WORK TO DO :: Of all the lines in the material below, how many include the string "JSON"? Give the number only.

ENTRIES SUPPLIED ::
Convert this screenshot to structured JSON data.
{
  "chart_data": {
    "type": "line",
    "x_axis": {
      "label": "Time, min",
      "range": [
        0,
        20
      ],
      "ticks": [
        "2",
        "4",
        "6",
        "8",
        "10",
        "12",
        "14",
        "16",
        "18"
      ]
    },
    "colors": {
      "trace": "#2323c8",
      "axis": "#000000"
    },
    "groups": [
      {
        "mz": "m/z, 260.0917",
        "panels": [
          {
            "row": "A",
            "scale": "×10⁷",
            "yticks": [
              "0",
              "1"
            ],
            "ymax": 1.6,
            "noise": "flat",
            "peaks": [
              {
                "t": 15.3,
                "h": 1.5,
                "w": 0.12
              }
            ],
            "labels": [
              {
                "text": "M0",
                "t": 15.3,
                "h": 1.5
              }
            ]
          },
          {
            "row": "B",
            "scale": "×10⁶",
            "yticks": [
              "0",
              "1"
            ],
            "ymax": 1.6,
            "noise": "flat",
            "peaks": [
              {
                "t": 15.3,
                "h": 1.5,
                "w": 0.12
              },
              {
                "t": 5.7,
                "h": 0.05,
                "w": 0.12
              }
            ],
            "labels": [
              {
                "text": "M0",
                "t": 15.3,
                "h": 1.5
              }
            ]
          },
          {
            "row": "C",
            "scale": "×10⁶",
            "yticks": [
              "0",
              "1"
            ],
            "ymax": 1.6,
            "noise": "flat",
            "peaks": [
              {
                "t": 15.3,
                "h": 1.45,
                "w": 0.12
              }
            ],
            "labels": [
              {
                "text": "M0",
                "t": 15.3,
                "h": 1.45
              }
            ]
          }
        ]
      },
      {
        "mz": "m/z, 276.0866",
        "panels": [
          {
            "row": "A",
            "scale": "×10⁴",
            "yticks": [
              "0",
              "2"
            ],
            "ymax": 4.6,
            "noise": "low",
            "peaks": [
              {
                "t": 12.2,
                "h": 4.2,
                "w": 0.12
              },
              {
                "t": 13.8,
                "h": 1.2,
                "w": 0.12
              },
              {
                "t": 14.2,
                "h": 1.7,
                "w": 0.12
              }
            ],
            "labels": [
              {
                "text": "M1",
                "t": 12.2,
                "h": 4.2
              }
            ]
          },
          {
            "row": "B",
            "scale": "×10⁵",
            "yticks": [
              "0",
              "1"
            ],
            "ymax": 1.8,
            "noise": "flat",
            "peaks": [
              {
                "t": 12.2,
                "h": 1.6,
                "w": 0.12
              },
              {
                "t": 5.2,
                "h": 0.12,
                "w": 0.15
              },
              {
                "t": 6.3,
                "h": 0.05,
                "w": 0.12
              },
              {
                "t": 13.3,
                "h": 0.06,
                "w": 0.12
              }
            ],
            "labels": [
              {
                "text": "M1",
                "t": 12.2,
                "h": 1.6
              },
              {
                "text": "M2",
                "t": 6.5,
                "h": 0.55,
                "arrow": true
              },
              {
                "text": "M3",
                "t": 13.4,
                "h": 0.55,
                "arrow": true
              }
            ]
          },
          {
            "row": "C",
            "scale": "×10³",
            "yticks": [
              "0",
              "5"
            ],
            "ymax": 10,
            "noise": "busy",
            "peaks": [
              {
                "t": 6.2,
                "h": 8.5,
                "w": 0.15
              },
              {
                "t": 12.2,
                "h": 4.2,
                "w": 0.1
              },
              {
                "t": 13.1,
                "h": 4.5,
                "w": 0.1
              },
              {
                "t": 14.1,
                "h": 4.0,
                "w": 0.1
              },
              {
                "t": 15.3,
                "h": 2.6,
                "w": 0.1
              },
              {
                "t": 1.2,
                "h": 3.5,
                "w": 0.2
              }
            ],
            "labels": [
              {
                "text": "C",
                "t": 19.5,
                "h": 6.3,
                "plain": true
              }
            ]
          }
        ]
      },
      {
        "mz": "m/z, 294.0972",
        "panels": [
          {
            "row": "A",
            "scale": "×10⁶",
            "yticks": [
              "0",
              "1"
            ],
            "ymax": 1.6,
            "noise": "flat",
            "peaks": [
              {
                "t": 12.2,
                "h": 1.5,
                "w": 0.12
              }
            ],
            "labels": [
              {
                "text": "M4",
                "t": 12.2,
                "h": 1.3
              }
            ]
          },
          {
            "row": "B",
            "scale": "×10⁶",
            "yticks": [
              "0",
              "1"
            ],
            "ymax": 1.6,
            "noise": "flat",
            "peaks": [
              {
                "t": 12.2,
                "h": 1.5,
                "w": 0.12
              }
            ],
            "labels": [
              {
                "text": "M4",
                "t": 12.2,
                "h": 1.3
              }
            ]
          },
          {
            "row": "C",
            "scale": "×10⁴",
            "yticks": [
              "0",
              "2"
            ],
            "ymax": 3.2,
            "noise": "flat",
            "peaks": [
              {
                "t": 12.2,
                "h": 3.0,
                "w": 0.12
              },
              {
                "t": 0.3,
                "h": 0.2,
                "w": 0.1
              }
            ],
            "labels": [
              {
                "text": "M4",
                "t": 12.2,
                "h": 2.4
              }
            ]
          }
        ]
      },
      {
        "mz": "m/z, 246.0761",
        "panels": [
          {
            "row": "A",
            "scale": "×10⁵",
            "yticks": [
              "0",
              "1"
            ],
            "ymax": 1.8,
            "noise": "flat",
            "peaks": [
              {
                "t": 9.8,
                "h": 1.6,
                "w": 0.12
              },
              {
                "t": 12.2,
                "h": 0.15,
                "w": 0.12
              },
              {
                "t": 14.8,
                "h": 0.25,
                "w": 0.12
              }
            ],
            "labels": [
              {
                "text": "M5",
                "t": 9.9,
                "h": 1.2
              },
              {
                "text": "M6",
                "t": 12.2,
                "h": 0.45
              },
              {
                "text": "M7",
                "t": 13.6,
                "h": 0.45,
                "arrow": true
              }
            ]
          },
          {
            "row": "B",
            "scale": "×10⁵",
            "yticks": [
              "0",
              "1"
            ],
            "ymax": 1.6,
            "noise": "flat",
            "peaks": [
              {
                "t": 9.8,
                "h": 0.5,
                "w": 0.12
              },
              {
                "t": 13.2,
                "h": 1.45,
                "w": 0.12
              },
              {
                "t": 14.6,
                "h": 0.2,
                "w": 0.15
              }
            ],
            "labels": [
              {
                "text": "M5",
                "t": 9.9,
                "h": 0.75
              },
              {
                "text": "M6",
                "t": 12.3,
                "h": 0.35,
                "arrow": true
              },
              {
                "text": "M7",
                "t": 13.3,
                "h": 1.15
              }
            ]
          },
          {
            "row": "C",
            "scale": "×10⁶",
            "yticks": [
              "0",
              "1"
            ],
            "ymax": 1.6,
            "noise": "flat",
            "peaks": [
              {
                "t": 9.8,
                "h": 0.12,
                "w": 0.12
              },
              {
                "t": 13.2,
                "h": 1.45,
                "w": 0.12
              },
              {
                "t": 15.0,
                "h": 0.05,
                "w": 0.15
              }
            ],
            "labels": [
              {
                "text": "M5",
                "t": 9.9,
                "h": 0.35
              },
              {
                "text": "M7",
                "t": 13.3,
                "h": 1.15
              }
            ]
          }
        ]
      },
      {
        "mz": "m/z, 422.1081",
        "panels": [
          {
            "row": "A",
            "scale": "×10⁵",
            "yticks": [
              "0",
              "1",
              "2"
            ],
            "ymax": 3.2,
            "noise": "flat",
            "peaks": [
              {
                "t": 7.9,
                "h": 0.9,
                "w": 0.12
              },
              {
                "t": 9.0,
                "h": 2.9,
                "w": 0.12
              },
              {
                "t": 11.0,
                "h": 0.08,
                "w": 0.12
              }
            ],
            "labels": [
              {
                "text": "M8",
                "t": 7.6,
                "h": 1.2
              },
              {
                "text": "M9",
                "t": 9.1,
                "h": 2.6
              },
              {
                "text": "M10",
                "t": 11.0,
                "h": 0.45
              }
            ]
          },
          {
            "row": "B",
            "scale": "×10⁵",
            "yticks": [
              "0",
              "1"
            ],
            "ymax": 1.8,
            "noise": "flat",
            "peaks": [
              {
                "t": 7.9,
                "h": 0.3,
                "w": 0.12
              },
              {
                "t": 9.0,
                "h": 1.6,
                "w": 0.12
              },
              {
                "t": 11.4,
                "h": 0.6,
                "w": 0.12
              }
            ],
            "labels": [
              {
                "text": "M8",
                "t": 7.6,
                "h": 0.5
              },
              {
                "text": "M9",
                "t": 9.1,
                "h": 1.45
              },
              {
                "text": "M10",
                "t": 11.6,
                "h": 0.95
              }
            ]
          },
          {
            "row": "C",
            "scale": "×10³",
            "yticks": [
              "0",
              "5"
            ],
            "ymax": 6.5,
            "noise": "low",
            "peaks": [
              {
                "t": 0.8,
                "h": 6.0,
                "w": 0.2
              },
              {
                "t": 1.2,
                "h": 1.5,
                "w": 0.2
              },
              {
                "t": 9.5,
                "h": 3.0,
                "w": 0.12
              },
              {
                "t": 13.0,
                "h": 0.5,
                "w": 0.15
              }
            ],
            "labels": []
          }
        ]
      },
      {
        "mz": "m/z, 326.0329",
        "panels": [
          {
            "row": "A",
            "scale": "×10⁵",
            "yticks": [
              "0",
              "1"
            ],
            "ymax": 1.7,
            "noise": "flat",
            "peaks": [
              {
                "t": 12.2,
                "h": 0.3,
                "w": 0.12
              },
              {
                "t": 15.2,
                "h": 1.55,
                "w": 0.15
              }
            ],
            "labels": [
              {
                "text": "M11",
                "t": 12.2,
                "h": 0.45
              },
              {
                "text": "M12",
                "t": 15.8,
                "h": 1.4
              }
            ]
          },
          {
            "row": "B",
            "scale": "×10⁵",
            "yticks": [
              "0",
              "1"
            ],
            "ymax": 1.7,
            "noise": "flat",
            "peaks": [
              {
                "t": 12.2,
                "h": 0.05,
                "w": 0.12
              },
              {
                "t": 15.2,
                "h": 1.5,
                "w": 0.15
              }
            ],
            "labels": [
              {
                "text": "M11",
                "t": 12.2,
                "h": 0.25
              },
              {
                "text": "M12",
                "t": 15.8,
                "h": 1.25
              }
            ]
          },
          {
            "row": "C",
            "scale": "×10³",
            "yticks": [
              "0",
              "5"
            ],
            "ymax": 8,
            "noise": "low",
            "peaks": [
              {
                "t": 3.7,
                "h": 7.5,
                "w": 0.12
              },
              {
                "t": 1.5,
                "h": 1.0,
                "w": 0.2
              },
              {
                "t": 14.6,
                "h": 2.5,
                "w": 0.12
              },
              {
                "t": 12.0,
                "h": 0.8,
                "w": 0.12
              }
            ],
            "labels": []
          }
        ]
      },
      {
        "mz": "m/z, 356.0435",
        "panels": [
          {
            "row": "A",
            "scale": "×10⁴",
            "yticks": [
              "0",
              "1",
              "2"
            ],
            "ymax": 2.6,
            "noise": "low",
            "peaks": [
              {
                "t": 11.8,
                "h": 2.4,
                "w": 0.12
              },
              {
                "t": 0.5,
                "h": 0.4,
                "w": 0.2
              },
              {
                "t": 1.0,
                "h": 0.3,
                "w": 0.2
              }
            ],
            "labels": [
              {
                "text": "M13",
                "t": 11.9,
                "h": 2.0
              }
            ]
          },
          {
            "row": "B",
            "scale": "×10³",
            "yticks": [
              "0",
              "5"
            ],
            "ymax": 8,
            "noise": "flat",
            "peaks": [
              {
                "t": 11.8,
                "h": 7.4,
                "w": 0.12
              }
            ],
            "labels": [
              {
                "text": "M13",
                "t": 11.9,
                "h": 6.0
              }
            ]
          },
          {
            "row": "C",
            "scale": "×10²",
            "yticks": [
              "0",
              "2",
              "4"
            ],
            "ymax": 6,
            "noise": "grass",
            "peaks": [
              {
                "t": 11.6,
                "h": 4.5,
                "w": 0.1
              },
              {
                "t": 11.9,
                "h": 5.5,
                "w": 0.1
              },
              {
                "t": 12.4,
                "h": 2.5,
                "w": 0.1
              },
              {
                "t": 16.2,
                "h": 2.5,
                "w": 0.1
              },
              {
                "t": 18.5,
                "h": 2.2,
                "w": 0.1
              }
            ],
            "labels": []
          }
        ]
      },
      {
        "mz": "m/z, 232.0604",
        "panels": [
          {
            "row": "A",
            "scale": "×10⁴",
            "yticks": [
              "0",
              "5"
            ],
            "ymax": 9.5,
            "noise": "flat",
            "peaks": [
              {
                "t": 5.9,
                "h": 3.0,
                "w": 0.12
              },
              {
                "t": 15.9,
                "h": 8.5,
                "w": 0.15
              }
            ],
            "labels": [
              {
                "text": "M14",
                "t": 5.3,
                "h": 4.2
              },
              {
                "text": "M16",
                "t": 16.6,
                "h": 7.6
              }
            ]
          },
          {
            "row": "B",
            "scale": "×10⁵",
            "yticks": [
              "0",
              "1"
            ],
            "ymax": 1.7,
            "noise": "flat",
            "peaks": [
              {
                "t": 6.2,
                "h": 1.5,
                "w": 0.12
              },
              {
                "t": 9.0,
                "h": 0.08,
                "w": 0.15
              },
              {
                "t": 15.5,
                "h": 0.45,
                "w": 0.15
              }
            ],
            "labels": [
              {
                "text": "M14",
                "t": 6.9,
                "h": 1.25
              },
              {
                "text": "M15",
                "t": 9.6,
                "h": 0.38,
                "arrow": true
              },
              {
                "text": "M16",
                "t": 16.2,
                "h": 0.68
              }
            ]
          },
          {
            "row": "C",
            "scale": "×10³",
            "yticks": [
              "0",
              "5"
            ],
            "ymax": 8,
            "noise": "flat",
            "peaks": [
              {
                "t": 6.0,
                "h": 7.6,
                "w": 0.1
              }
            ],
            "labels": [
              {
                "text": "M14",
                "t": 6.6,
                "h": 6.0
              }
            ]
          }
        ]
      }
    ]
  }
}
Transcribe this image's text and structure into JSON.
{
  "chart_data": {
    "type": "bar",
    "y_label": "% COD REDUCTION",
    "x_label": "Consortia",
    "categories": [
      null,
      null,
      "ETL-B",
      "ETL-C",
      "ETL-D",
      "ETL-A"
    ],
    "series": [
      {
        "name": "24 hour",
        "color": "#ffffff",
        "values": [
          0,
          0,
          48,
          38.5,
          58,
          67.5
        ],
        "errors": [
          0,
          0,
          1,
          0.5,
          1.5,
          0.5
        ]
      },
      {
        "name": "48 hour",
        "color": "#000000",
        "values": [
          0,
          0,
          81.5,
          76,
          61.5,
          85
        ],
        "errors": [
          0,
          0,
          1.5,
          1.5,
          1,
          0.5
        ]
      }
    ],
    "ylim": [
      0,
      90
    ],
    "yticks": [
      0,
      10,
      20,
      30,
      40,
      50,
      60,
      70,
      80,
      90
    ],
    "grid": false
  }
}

SOLUTION BELOW :: 2